Begin

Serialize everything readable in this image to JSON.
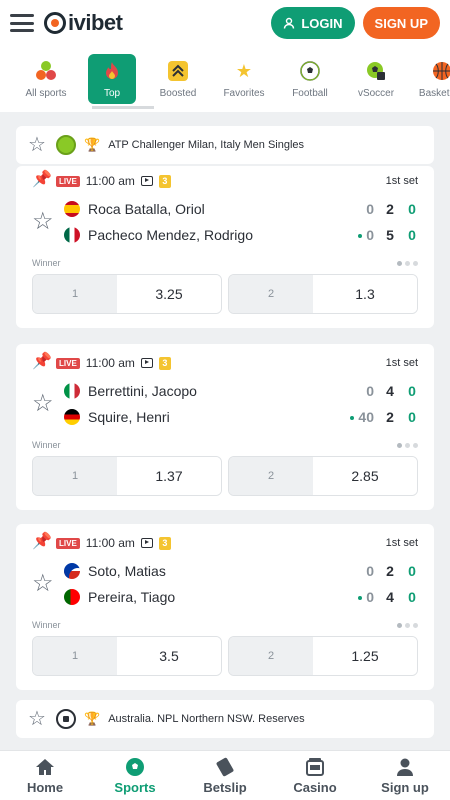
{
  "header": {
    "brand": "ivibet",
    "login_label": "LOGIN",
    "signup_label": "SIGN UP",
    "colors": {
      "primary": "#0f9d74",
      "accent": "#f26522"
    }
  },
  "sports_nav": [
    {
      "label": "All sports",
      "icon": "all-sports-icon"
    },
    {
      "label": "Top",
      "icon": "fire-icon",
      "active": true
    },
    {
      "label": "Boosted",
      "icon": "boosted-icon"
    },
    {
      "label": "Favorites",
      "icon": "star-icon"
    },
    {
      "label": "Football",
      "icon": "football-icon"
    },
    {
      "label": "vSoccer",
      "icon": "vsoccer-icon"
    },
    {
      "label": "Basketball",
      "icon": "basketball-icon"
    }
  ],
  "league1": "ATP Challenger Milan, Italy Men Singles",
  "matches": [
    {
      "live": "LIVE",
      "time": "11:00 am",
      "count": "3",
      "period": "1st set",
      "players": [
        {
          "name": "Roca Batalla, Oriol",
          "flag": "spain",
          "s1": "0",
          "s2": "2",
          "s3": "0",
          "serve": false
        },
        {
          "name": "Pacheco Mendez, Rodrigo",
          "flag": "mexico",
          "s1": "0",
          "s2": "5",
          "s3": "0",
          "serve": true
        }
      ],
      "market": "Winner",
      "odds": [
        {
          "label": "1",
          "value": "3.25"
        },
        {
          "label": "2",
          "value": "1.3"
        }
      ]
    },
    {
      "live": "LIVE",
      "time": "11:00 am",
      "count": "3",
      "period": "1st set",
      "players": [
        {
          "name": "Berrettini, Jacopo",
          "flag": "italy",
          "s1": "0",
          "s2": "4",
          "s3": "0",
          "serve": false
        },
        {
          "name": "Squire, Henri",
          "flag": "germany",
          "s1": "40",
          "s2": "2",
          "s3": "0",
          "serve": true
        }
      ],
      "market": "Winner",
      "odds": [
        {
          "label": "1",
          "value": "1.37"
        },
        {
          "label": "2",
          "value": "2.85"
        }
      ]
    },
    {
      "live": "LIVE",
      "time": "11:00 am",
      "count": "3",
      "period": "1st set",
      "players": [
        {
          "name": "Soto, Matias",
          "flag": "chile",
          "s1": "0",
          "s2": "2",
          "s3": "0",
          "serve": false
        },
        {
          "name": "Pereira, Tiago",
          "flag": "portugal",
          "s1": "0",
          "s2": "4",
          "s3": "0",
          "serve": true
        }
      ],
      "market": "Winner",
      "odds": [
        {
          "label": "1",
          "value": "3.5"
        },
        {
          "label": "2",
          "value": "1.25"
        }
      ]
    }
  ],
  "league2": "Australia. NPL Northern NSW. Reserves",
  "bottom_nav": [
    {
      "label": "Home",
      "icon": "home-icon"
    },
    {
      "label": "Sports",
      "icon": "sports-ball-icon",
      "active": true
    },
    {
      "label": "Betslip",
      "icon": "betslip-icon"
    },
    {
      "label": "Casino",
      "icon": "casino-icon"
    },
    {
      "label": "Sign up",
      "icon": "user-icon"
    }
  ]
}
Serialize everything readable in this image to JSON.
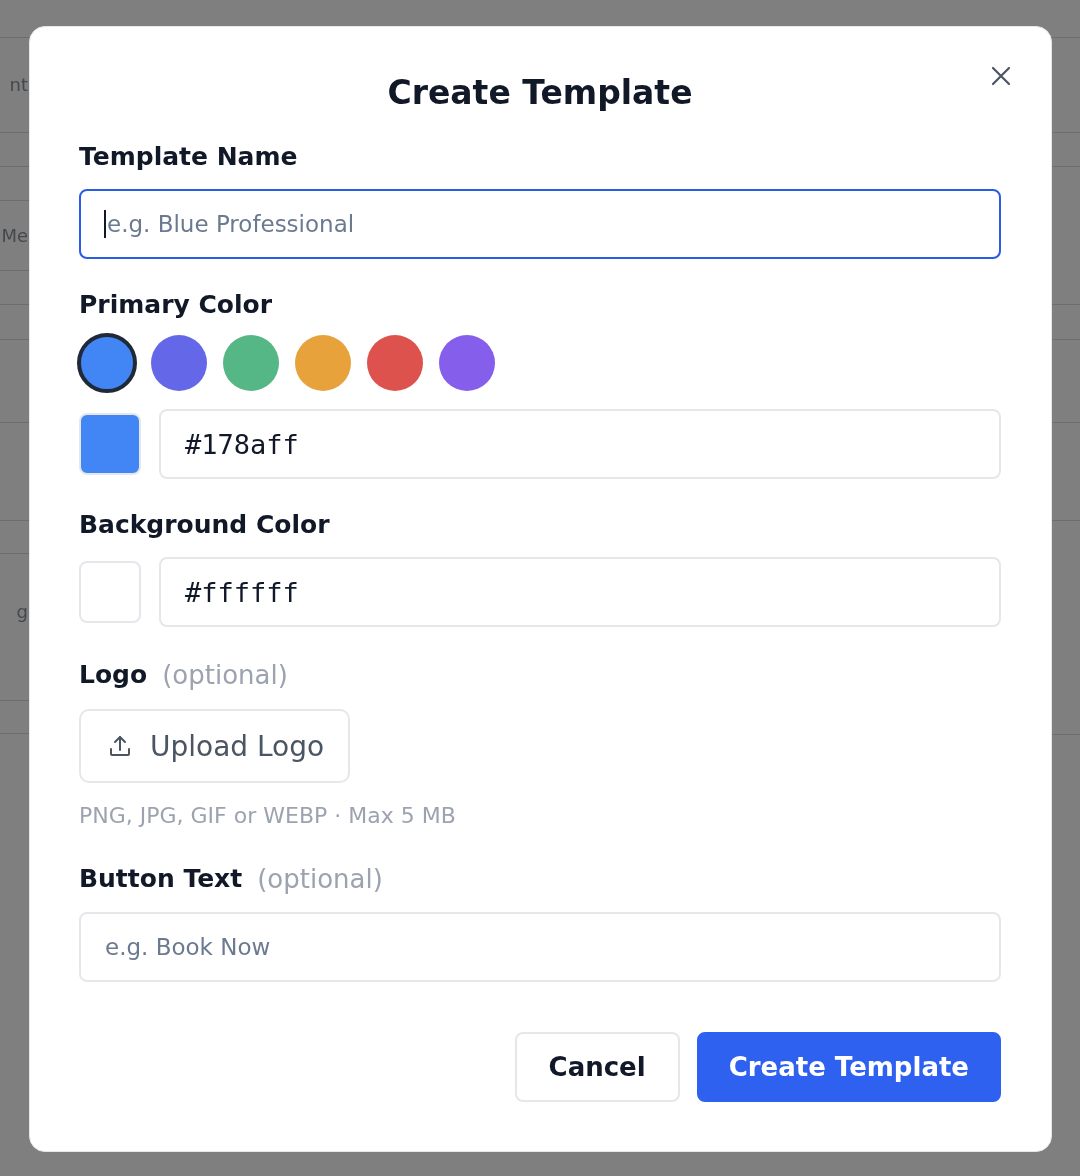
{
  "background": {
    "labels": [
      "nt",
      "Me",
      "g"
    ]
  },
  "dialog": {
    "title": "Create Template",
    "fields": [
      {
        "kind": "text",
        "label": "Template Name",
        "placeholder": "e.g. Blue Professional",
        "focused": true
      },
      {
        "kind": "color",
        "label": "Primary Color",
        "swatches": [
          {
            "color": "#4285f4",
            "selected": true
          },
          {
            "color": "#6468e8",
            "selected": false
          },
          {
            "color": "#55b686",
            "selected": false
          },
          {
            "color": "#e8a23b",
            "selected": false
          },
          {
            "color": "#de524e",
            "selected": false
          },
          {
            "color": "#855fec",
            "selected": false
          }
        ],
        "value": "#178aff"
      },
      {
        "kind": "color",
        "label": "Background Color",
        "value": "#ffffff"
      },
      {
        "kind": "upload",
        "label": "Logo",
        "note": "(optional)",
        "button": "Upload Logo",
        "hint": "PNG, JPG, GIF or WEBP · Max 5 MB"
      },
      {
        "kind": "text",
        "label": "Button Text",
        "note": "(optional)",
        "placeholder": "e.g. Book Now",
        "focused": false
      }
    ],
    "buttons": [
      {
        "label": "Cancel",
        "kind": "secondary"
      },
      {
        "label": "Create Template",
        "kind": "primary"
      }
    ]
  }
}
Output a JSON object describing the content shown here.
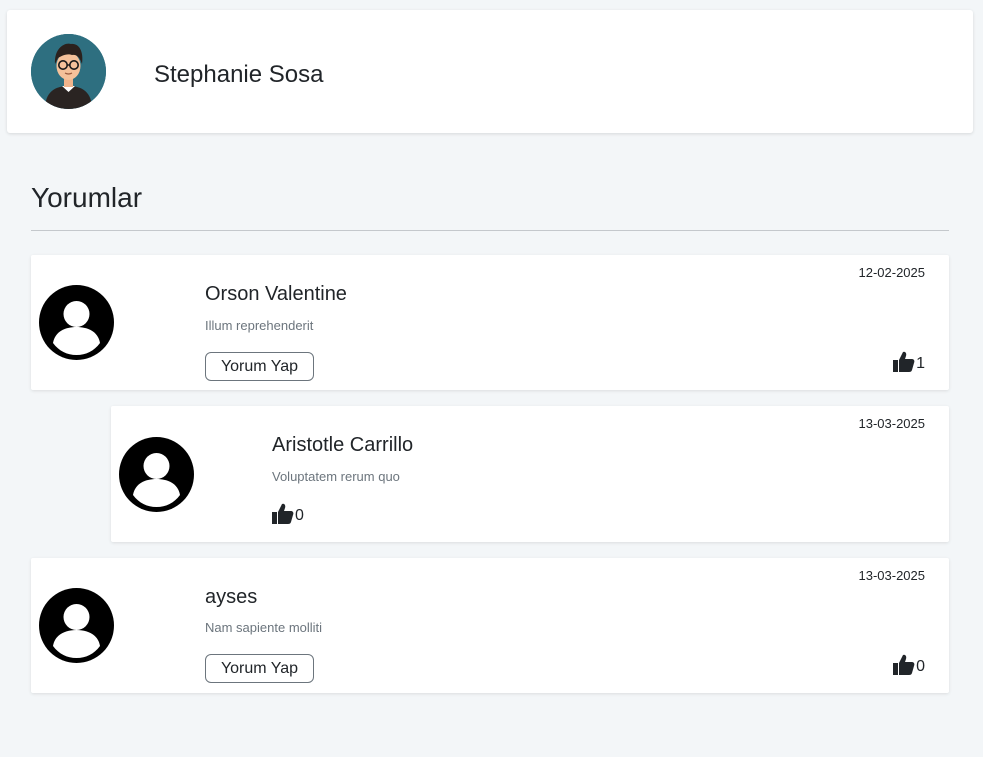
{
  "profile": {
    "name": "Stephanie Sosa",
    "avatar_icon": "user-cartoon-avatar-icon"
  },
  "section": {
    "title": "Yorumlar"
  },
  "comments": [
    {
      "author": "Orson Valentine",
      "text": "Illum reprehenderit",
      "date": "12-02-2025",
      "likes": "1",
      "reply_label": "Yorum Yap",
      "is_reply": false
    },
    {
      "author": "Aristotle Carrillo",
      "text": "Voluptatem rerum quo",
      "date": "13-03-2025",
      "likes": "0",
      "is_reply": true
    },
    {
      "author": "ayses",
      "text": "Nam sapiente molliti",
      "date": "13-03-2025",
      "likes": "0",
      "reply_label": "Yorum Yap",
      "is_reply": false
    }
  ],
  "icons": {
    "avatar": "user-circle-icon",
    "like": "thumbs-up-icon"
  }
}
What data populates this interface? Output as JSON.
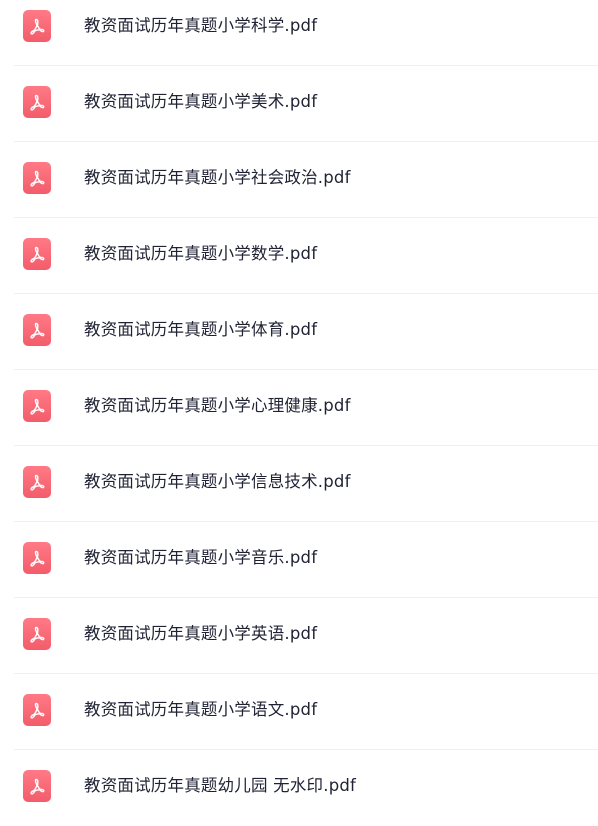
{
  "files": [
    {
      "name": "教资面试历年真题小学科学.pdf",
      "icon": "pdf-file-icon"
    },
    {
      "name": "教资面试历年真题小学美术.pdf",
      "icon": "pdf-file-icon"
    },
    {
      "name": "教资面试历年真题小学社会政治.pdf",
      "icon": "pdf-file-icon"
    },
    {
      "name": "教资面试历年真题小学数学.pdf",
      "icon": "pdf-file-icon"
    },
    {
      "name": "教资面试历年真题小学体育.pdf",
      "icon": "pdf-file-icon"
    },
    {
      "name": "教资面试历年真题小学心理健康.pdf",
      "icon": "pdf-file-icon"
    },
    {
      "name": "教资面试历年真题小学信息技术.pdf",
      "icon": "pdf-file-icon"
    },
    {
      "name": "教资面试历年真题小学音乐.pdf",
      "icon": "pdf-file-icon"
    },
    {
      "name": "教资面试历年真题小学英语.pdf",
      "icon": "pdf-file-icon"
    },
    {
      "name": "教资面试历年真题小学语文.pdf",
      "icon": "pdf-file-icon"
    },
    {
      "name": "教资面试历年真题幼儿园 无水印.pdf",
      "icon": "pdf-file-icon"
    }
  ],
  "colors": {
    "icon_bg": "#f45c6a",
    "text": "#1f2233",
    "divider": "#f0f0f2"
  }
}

End

* [EXERCISE PROMPT]:
Everything from the line with "What data populates" through the end of the records above, and nothing else, is to be quoted exactly; please leave the pictures out.

* [THE COMPLETED TASK]:
What data populates this interface? Output as JSON.
{
  "files": [
    {
      "name": "教资面试历年真题小学科学.pdf",
      "icon": "pdf-file-icon"
    },
    {
      "name": "教资面试历年真题小学美术.pdf",
      "icon": "pdf-file-icon"
    },
    {
      "name": "教资面试历年真题小学社会政治.pdf",
      "icon": "pdf-file-icon"
    },
    {
      "name": "教资面试历年真题小学数学.pdf",
      "icon": "pdf-file-icon"
    },
    {
      "name": "教资面试历年真题小学体育.pdf",
      "icon": "pdf-file-icon"
    },
    {
      "name": "教资面试历年真题小学心理健康.pdf",
      "icon": "pdf-file-icon"
    },
    {
      "name": "教资面试历年真题小学信息技术.pdf",
      "icon": "pdf-file-icon"
    },
    {
      "name": "教资面试历年真题小学音乐.pdf",
      "icon": "pdf-file-icon"
    },
    {
      "name": "教资面试历年真题小学英语.pdf",
      "icon": "pdf-file-icon"
    },
    {
      "name": "教资面试历年真题小学语文.pdf",
      "icon": "pdf-file-icon"
    },
    {
      "name": "教资面试历年真题幼儿园 无水印.pdf",
      "icon": "pdf-file-icon"
    }
  ],
  "colors": {
    "icon_bg": "#f45c6a",
    "text": "#1f2233",
    "divider": "#f0f0f2"
  }
}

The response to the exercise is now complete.